### Entries provided ###

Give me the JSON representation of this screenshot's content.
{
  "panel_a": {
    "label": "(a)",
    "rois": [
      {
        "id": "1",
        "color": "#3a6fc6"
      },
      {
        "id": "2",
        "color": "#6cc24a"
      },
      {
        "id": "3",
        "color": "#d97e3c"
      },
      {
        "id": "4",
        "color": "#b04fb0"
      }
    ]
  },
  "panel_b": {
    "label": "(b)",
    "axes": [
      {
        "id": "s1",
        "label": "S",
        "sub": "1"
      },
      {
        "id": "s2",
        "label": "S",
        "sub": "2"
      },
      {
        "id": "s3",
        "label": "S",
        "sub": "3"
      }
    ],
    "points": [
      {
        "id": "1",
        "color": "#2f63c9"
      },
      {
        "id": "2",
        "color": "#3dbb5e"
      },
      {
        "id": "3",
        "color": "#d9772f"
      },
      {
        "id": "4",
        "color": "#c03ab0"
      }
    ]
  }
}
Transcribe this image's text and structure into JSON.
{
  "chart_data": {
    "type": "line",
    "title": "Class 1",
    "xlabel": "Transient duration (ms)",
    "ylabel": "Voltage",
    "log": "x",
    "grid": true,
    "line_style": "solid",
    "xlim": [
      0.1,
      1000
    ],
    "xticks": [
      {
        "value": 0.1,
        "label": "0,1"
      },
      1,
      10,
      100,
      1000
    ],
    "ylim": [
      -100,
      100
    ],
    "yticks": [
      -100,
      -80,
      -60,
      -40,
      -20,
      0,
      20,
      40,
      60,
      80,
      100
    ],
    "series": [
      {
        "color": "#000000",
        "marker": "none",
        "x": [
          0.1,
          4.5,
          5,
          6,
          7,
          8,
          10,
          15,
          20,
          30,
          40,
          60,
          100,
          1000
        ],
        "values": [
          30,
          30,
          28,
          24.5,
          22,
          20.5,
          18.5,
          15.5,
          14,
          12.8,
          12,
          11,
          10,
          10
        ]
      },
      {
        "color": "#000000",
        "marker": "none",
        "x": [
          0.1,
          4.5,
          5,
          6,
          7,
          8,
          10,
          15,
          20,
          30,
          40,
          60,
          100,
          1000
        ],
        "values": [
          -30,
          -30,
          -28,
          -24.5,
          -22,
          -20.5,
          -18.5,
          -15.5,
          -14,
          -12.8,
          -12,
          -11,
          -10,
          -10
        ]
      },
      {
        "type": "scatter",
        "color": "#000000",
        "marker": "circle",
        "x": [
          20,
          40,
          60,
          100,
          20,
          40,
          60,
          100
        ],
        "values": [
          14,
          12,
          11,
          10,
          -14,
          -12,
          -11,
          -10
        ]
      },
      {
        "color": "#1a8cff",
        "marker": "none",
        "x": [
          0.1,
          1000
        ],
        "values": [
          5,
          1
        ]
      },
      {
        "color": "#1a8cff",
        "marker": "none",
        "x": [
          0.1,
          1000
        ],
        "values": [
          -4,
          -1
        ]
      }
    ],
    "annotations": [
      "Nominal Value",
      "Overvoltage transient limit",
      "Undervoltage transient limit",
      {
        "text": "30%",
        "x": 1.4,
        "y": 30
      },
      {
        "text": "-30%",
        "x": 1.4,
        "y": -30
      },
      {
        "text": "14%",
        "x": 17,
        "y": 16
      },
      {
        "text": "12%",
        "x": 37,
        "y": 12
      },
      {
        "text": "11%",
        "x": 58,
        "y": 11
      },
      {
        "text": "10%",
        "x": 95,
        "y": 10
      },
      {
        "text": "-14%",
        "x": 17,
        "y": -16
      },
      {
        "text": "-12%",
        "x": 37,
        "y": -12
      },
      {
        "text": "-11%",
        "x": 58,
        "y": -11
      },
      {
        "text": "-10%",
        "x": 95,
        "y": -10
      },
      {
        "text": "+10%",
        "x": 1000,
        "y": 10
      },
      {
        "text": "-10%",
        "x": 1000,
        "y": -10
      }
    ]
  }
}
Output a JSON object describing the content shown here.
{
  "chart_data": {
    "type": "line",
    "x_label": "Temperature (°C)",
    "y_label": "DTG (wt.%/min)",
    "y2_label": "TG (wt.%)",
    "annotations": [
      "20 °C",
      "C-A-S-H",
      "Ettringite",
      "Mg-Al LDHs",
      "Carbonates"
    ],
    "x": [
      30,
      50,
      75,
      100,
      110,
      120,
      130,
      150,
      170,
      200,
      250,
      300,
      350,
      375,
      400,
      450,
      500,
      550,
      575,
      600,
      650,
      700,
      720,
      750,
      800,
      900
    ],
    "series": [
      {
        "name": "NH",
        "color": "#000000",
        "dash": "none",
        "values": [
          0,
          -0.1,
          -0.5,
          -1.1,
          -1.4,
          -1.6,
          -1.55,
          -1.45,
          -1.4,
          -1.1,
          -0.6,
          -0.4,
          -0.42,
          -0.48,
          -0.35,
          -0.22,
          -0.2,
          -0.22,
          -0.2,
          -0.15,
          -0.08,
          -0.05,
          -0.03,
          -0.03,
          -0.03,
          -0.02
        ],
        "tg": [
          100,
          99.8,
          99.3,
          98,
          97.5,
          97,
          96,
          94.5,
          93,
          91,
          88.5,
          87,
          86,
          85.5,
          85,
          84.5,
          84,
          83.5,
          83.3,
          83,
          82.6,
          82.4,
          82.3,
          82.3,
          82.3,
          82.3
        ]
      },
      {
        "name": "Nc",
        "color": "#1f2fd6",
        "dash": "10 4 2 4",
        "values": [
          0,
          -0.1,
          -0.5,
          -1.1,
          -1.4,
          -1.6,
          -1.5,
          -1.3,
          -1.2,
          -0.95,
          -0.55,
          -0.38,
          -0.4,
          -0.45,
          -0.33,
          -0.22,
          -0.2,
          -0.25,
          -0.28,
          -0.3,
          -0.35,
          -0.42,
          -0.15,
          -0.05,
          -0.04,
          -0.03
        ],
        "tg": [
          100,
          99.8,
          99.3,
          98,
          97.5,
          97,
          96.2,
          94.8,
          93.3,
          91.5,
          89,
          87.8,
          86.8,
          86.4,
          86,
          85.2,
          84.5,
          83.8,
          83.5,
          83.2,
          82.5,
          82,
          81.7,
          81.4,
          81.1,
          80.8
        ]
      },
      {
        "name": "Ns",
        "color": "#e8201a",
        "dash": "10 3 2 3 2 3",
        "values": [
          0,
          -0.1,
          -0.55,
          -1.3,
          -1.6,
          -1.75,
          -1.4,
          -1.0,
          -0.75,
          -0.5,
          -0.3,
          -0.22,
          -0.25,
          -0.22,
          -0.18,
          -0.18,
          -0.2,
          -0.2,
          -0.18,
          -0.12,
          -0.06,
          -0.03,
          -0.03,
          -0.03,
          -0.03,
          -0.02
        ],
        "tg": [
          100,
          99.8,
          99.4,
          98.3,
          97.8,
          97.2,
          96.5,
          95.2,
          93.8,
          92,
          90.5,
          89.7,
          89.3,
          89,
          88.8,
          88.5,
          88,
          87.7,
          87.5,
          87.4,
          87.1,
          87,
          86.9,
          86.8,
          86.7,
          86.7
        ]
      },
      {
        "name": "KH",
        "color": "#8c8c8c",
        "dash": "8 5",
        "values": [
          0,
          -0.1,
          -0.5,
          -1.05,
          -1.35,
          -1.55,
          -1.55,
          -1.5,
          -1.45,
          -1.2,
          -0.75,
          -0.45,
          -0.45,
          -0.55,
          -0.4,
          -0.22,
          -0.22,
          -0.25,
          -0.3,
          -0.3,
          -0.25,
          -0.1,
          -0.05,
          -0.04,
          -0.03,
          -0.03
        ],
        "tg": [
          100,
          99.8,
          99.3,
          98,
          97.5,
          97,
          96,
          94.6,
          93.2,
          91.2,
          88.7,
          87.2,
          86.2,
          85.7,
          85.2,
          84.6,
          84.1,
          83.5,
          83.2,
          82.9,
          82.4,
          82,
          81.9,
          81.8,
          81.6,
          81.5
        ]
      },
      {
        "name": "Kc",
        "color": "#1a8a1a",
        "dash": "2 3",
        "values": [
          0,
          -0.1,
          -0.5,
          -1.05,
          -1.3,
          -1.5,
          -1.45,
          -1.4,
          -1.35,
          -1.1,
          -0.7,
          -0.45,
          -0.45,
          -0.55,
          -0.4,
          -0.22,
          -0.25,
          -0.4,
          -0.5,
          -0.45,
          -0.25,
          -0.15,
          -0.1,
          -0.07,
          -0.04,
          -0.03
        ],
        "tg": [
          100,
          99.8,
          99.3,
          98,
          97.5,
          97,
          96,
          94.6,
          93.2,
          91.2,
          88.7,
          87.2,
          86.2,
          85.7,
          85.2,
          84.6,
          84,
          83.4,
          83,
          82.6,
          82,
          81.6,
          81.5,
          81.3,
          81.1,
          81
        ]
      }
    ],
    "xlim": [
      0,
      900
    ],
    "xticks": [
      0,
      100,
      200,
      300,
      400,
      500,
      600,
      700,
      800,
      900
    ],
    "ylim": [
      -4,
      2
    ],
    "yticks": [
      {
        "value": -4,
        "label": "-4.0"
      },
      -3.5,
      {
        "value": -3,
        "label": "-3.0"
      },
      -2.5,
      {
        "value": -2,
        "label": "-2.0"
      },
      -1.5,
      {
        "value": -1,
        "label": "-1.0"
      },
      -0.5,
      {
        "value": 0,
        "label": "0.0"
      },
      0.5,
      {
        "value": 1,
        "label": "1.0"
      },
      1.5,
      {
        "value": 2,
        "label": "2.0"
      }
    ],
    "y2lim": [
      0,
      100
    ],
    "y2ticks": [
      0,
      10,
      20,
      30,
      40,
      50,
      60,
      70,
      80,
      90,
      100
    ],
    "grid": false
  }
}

###

Goal:
Copy the lines from the entries above in which the word "this" appears.

Task output:
Give me the JSON representation of this screenshot's content.
Transcribe this image's text and structure into JSON.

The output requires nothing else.